***** ENTRIES *****
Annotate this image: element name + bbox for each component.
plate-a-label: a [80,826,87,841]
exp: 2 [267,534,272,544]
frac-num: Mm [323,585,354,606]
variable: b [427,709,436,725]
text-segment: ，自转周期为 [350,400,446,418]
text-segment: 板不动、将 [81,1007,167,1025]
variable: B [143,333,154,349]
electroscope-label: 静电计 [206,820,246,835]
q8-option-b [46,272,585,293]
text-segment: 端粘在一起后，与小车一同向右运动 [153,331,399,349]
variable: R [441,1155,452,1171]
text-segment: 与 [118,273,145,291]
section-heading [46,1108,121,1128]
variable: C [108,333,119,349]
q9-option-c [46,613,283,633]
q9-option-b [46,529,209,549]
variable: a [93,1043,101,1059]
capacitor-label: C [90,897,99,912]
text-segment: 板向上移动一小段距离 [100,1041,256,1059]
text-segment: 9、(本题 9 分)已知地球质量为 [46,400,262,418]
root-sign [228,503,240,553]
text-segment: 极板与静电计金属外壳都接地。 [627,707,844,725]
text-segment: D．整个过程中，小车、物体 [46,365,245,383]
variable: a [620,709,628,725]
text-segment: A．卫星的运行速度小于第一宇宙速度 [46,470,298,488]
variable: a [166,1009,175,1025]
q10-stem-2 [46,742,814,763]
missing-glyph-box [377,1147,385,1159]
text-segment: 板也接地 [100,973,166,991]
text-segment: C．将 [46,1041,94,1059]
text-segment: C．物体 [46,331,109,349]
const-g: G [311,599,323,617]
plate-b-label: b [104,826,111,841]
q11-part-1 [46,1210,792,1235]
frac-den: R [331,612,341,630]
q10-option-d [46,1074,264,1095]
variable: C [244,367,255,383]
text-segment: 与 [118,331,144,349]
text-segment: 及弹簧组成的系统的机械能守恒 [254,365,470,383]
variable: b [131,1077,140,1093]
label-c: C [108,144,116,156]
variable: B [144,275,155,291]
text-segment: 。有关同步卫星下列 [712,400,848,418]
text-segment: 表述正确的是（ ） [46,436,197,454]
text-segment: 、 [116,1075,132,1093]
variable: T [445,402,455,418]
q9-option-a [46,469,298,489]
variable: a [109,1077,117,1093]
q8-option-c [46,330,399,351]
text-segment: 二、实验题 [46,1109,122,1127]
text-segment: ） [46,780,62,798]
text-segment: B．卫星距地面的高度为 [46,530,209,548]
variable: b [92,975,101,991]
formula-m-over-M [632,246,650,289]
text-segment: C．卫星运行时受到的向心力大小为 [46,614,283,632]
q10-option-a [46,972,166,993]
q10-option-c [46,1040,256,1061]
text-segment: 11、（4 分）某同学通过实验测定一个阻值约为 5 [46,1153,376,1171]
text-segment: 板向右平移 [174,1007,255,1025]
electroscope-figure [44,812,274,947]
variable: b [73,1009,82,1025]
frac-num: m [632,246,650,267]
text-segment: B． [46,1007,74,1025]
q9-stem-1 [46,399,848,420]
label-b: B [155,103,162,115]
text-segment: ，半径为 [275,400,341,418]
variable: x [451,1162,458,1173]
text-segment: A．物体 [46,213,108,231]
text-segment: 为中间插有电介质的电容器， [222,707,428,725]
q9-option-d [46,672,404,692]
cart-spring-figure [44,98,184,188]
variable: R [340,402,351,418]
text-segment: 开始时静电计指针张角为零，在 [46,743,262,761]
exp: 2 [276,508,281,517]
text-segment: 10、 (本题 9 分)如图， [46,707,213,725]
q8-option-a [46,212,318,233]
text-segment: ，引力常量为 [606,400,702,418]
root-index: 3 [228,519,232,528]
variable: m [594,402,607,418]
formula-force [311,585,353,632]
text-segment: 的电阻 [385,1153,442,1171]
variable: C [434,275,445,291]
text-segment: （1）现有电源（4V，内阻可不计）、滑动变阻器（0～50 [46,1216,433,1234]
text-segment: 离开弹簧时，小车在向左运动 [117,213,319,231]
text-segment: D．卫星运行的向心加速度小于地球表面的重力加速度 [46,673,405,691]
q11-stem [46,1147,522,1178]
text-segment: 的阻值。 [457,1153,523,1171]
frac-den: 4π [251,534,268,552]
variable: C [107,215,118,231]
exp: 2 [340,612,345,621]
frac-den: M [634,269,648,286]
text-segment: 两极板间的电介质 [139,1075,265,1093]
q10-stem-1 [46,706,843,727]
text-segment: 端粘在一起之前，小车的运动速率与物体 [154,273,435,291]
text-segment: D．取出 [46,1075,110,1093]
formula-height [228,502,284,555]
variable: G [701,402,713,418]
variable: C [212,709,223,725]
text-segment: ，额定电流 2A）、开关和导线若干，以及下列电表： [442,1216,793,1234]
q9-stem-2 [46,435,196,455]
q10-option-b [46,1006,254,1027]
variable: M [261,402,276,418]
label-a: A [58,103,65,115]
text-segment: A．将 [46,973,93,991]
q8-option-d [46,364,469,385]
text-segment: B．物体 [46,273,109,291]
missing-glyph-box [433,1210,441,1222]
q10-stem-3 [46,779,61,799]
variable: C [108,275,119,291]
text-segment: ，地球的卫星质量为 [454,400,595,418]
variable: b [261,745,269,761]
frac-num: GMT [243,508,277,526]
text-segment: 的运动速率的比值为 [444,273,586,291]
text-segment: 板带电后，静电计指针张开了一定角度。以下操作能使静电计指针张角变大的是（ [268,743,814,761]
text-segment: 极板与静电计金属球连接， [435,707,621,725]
*****
■ THE REQUEST:
Can you retype every entry above line for line, without altering, reordering, or dropping anything?

■ EXERCISE OUTPUT:
Annotate this image: element name + bbox for each component.
plate-a-label: a [80,826,87,841]
exp: 2 [267,534,272,544]
frac-num: Mm [323,585,354,606]
variable: b [427,709,436,725]
text-segment: ，自转周期为 [350,400,446,418]
text-segment: 板不动、将 [81,1007,167,1025]
variable: B [143,333,154,349]
electroscope-label: 静电计 [206,820,246,835]
q8-option-b [46,272,585,293]
text-segment: 端粘在一起后，与小车一同向右运动 [153,331,399,349]
variable: R [441,1155,452,1171]
text-segment: 与 [118,273,145,291]
section-heading [46,1108,121,1128]
variable: C [108,333,119,349]
q9-option-c [46,613,283,633]
q9-option-b [46,529,209,549]
variable: a [93,1043,101,1059]
capacitor-label: C [90,897,99,912]
text-segment: 板向上移动一小段距离 [100,1041,256,1059]
text-segment: 9、(本题 9 分)已知地球质量为 [46,400,262,418]
root-sign [228,503,240,553]
text-segment: 极板与静电计金属外壳都接地。 [627,707,844,725]
text-segment: D．整个过程中，小车、物体 [46,365,245,383]
variable: a [620,709,628,725]
text-segment: A．卫星的运行速度小于第一宇宙速度 [46,470,298,488]
variable: a [166,1009,175,1025]
q10-stem-2 [46,742,814,763]
missing-glyph-box [377,1147,385,1159]
text-segment: 板也接地 [100,973,166,991]
text-segment: C．将 [46,1041,94,1059]
text-segment: C．物体 [46,331,109,349]
const-g: G [311,599,323,617]
plate-b-label: b [104,826,111,841]
q11-part-1 [46,1210,792,1235]
frac-den: R [331,612,341,630]
q10-option-d [46,1074,264,1095]
variable: C [244,367,255,383]
text-segment: 与 [118,331,144,349]
text-segment: 及弹簧组成的系统的机械能守恒 [254,365,470,383]
variable: b [131,1077,140,1093]
label-c: C [108,144,116,156]
variable: B [144,275,155,291]
text-segment: 。有关同步卫星下列 [712,400,848,418]
text-segment: 表述正确的是（ ） [46,436,197,454]
text-segment: 、 [116,1075,132,1093]
variable: T [445,402,455,418]
q9-option-a [46,469,298,489]
variable: a [109,1077,117,1093]
q8-option-c [46,330,399,351]
text-segment: 二、实验题 [46,1109,122,1127]
text-segment: ） [46,780,62,798]
text-segment: B．卫星距地面的高度为 [46,530,209,548]
variable: b [92,975,101,991]
formula-m-over-M [632,246,650,289]
text-segment: C．卫星运行时受到的向心力大小为 [46,614,283,632]
q10-option-a [46,972,166,993]
q10-option-c [46,1040,256,1061]
text-segment: 11、（4 分）某同学通过实验测定一个阻值约为 5 [46,1153,376,1171]
text-segment: 板向右平移 [174,1007,255,1025]
electroscope-figure [44,812,274,947]
variable: b [73,1009,82,1025]
frac-num: m [632,246,650,267]
text-segment: B． [46,1007,74,1025]
q9-stem-1 [46,399,848,420]
label-b: B [155,103,162,115]
text-segment: ，半径为 [275,400,341,418]
variable: x [451,1162,458,1173]
text-segment: A．物体 [46,213,108,231]
text-segment: 为中间插有电介质的电容器， [222,707,428,725]
q9-option-d [46,672,404,692]
cart-spring-figure [44,98,184,188]
variable: R [340,402,351,418]
text-segment: 开始时静电计指针张角为零，在 [46,743,262,761]
exp: 2 [276,508,281,517]
text-segment: 10、 (本题 9 分)如图， [46,707,213,725]
q8-option-a [46,212,318,233]
text-segment: ，引力常量为 [606,400,702,418]
root-index: 3 [228,519,232,528]
variable: m [594,402,607,418]
formula-force [311,585,353,632]
text-segment: 的电阻 [385,1153,442,1171]
variable: C [434,275,445,291]
text-segment: （1）现有电源（4V，内阻可不计）、滑动变阻器（0～50 [46,1216,433,1234]
text-segment: 离开弹簧时，小车在向左运动 [117,213,319,231]
text-segment: D．卫星运行的向心加速度小于地球表面的重力加速度 [46,673,405,691]
q11-stem [46,1147,522,1178]
text-segment: 的阻值。 [457,1153,523,1171]
frac-den: 4π [251,534,268,552]
variable: C [107,215,118,231]
exp: 2 [340,612,345,621]
frac-den: M [634,269,648,286]
text-segment: 两极板间的电介质 [139,1075,265,1093]
q10-stem-1 [46,706,843,727]
text-segment: 端粘在一起之前，小车的运动速率与物体 [154,273,435,291]
text-segment: D．取出 [46,1075,110,1093]
formula-height [228,502,284,555]
variable: G [701,402,713,418]
variable: C [212,709,223,725]
text-segment: ，额定电流 2A）、开关和导线若干，以及下列电表： [442,1216,793,1234]
q9-stem-2 [46,435,196,455]
q10-option-b [46,1006,254,1027]
variable: M [261,402,276,418]
label-a: A [58,103,65,115]
text-segment: A．将 [46,973,93,991]
q8-option-d [46,364,469,385]
text-segment: B．物体 [46,273,109,291]
missing-glyph-box [433,1210,441,1222]
q10-stem-3 [46,779,61,799]
variable: C [108,275,119,291]
text-segment: ，地球的卫星质量为 [454,400,595,418]
variable: b [261,745,269,761]
frac-num: GMT [243,508,277,526]
text-segment: 的运动速率的比值为 [444,273,586,291]
text-segment: 板带电后，静电计指针张开了一定角度。以下操作能使静电计指针张角变大的是（ [268,743,814,761]
text-segment: 极板与静电计金属球连接， [435,707,621,725]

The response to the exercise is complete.